━━━ Raw records ━━━

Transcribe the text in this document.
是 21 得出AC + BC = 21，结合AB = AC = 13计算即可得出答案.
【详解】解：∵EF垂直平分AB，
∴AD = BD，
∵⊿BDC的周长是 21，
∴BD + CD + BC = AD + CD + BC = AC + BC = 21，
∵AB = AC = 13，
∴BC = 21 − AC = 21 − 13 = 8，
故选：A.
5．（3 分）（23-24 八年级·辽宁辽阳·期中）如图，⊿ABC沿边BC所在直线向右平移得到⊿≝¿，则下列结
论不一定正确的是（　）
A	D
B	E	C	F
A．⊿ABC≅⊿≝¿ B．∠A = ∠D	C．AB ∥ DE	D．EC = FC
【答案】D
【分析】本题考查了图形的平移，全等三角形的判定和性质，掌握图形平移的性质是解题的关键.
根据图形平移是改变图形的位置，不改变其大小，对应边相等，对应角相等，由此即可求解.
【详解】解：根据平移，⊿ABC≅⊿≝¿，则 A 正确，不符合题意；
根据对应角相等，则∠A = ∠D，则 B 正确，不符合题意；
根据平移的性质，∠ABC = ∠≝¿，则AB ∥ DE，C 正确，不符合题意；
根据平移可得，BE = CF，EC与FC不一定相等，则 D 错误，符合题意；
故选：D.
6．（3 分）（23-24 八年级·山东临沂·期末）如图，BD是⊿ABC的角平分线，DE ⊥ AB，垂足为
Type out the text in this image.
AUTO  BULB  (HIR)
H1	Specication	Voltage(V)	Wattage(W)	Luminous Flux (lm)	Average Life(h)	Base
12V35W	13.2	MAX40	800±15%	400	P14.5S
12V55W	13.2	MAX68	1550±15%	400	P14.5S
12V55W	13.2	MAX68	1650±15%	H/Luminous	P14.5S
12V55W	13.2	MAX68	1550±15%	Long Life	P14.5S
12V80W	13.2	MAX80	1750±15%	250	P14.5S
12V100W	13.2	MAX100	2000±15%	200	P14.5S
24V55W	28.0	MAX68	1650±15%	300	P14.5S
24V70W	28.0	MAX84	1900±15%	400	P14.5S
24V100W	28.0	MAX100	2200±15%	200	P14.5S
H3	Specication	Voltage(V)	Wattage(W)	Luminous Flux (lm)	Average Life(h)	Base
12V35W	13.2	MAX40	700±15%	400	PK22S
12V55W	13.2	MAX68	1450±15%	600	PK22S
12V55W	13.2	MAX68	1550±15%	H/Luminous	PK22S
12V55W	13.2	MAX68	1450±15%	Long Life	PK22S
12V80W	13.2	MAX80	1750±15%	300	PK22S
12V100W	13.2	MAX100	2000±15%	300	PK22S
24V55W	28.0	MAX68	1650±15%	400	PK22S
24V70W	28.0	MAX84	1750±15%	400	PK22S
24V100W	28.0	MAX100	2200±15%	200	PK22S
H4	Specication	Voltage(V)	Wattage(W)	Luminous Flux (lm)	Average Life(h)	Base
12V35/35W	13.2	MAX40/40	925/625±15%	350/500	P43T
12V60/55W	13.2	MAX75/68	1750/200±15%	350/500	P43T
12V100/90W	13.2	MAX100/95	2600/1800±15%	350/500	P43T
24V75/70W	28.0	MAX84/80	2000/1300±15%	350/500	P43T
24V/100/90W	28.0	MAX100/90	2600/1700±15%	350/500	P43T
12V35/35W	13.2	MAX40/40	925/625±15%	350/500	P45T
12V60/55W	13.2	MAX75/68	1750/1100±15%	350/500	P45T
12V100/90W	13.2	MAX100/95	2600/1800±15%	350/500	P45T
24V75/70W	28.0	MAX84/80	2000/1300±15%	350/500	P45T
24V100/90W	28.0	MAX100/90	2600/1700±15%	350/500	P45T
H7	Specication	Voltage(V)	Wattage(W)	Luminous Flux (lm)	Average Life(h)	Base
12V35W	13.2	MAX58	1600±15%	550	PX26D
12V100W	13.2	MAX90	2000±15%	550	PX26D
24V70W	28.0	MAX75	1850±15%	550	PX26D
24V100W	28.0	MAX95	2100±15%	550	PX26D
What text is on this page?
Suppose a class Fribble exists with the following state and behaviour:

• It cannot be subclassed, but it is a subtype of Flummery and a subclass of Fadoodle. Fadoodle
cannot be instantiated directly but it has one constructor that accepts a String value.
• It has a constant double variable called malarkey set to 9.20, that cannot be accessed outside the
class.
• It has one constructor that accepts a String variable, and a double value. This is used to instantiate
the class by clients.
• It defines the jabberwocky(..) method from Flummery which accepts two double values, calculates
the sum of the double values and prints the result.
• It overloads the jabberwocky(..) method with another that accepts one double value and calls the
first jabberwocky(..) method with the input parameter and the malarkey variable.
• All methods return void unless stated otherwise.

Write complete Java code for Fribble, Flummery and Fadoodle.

━━━

Task directions » Repeat the data precisely, reproducing every entry.

Result of this task »
Transcribe the text in this document.
是 21 得出AC + BC = 21，结合AB = AC = 13计算即可得出答案.
【详解】解：∵EF垂直平分AB，
∴AD = BD，
∵⊿BDC的周长是 21，
∴BD + CD + BC = AD + CD + BC = AC + BC = 21，
∵AB = AC = 13，
∴BC = 21 − AC = 21 − 13 = 8，
故选：A.
5．（3 分）（23-24 八年级·辽宁辽阳·期中）如图，⊿ABC沿边BC所在直线向右平移得到⊿≝¿，则下列结
论不一定正确的是（　）
A	D
B	E	C	F
A．⊿ABC≅⊿≝¿ B．∠A = ∠D	C．AB ∥ DE	D．EC = FC
【答案】D
【分析】本题考查了图形的平移，全等三角形的判定和性质，掌握图形平移的性质是解题的关键.
根据图形平移是改变图形的位置，不改变其大小，对应边相等，对应角相等，由此即可求解.
【详解】解：根据平移，⊿ABC≅⊿≝¿，则 A 正确，不符合题意；
根据对应角相等，则∠A = ∠D，则 B 正确，不符合题意；
根据平移的性质，∠ABC = ∠≝¿，则AB ∥ DE，C 正确，不符合题意；
根据平移可得，BE = CF，EC与FC不一定相等，则 D 错误，符合题意；
故选：D.
6．（3 分）（23-24 八年级·山东临沂·期末）如图，BD是⊿ABC的角平分线，DE ⊥ AB，垂足为
Type out the text in this image.
AUTO  BULB  (HIR)
H1	Specication	Voltage(V)	Wattage(W)	Luminous Flux (lm)	Average Life(h)	Base
12V35W	13.2	MAX40	800±15%	400	P14.5S
12V55W	13.2	MAX68	1550±15%	400	P14.5S
12V55W	13.2	MAX68	1650±15%	H/Luminous	P14.5S
12V55W	13.2	MAX68	1550±15%	Long Life	P14.5S
12V80W	13.2	MAX80	1750±15%	250	P14.5S
12V100W	13.2	MAX100	2000±15%	200	P14.5S
24V55W	28.0	MAX68	1650±15%	300	P14.5S
24V70W	28.0	MAX84	1900±15%	400	P14.5S
24V100W	28.0	MAX100	2200±15%	200	P14.5S
H3	Specication	Voltage(V)	Wattage(W)	Luminous Flux (lm)	Average Life(h)	Base
12V35W	13.2	MAX40	700±15%	400	PK22S
12V55W	13.2	MAX68	1450±15%	600	PK22S
12V55W	13.2	MAX68	1550±15%	H/Luminous	PK22S
12V55W	13.2	MAX68	1450±15%	Long Life	PK22S
12V80W	13.2	MAX80	1750±15%	300	PK22S
12V100W	13.2	MAX100	2000±15%	300	PK22S
24V55W	28.0	MAX68	1650±15%	400	PK22S
24V70W	28.0	MAX84	1750±15%	400	PK22S
24V100W	28.0	MAX100	2200±15%	200	PK22S
H4	Specication	Voltage(V)	Wattage(W)	Luminous Flux (lm)	Average Life(h)	Base
12V35/35W	13.2	MAX40/40	925/625±15%	350/500	P43T
12V60/55W	13.2	MAX75/68	1750/200±15%	350/500	P43T
12V100/90W	13.2	MAX100/95	2600/1800±15%	350/500	P43T
24V75/70W	28.0	MAX84/80	2000/1300±15%	350/500	P43T
24V/100/90W	28.0	MAX100/90	2600/1700±15%	350/500	P43T
12V35/35W	13.2	MAX40/40	925/625±15%	350/500	P45T
12V60/55W	13.2	MAX75/68	1750/1100±15%	350/500	P45T
12V100/90W	13.2	MAX100/95	2600/1800±15%	350/500	P45T
24V75/70W	28.0	MAX84/80	2000/1300±15%	350/500	P45T
24V100/90W	28.0	MAX100/90	2600/1700±15%	350/500	P45T
H7	Specication	Voltage(V)	Wattage(W)	Luminous Flux (lm)	Average Life(h)	Base
12V35W	13.2	MAX58	1600±15%	550	PX26D
12V100W	13.2	MAX90	2000±15%	550	PX26D
24V70W	28.0	MAX75	1850±15%	550	PX26D
24V100W	28.0	MAX95	2100±15%	550	PX26D
What text is on this page?
Suppose a class Fribble exists with the following state and behaviour:

• It cannot be subclassed, but it is a subtype of Flummery and a subclass of Fadoodle. Fadoodle
cannot be instantiated directly but it has one constructor that accepts a String value.
• It has a constant double variable called malarkey set to 9.20, that cannot be accessed outside the
class.
• It has one constructor that accepts a String variable, and a double value. This is used to instantiate
the class by clients.
• It defines the jabberwocky(..) method from Flummery which accepts two double values, calculates
the sum of the double values and prints the result.
• It overloads the jabberwocky(..) method with another that accepts one double value and calls the
first jabberwocky(..) method with the input parameter and the malarkey variable.
• All methods return void unless stated otherwise.

Write complete Java code for Fribble, Flummery and Fadoodle.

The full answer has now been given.